Your objective:
Reproduce the listing below exactly. Pictures do not belong in the copy.

Records supplied:
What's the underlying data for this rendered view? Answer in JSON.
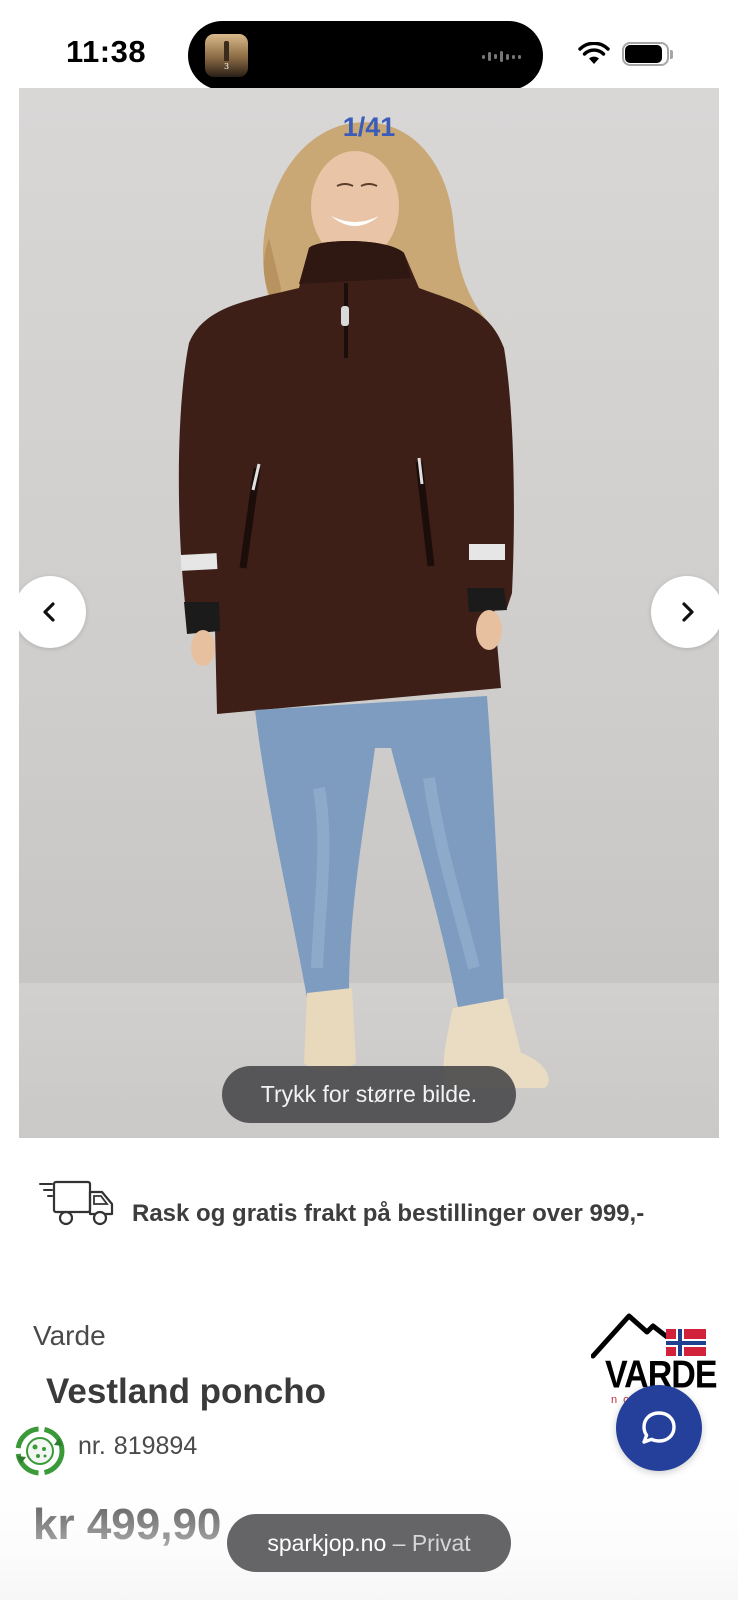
{
  "status_bar": {
    "time": "11:38",
    "now_playing_art_label": "3",
    "icons": [
      "wifi-icon",
      "battery-icon"
    ]
  },
  "gallery": {
    "counter": "1/41",
    "zoom_hint": "Trykk for større bilde.",
    "prev_icon": "chevron-left-icon",
    "next_icon": "chevron-right-icon"
  },
  "shipping": {
    "icon": "delivery-truck-icon",
    "text": "Rask og gratis frakt på bestillinger over 999,-"
  },
  "product": {
    "brand": "Varde",
    "title": "Vestland poncho",
    "article_label": "nr.",
    "article_number": "819894",
    "price": "kr 499,90",
    "sustainability_icon": "recycle-icon"
  },
  "brand_logo": {
    "word": "VARDE",
    "sub": "norway"
  },
  "chat": {
    "icon": "chat-bubble-icon"
  },
  "browser": {
    "domain": "sparkjop.no",
    "separator": "–",
    "mode": "Privat"
  },
  "colors": {
    "accent": "#25409a",
    "counter": "#3b5cb8",
    "text": "#333333",
    "poncho": "#3d1f18"
  }
}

Final result:
What's the underlying data for this rendered view? Answer in JSON.
{
  "status_bar": {
    "time": "11:38",
    "now_playing_art_label": "3",
    "icons": [
      "wifi-icon",
      "battery-icon"
    ]
  },
  "gallery": {
    "counter": "1/41",
    "zoom_hint": "Trykk for større bilde.",
    "prev_icon": "chevron-left-icon",
    "next_icon": "chevron-right-icon"
  },
  "shipping": {
    "icon": "delivery-truck-icon",
    "text": "Rask og gratis frakt på bestillinger over 999,-"
  },
  "product": {
    "brand": "Varde",
    "title": "Vestland poncho",
    "article_label": "nr.",
    "article_number": "819894",
    "price": "kr 499,90",
    "sustainability_icon": "recycle-icon"
  },
  "brand_logo": {
    "word": "VARDE",
    "sub": "norway"
  },
  "chat": {
    "icon": "chat-bubble-icon"
  },
  "browser": {
    "domain": "sparkjop.no",
    "separator": "–",
    "mode": "Privat"
  },
  "colors": {
    "accent": "#25409a",
    "counter": "#3b5cb8",
    "text": "#333333",
    "poncho": "#3d1f18"
  }
}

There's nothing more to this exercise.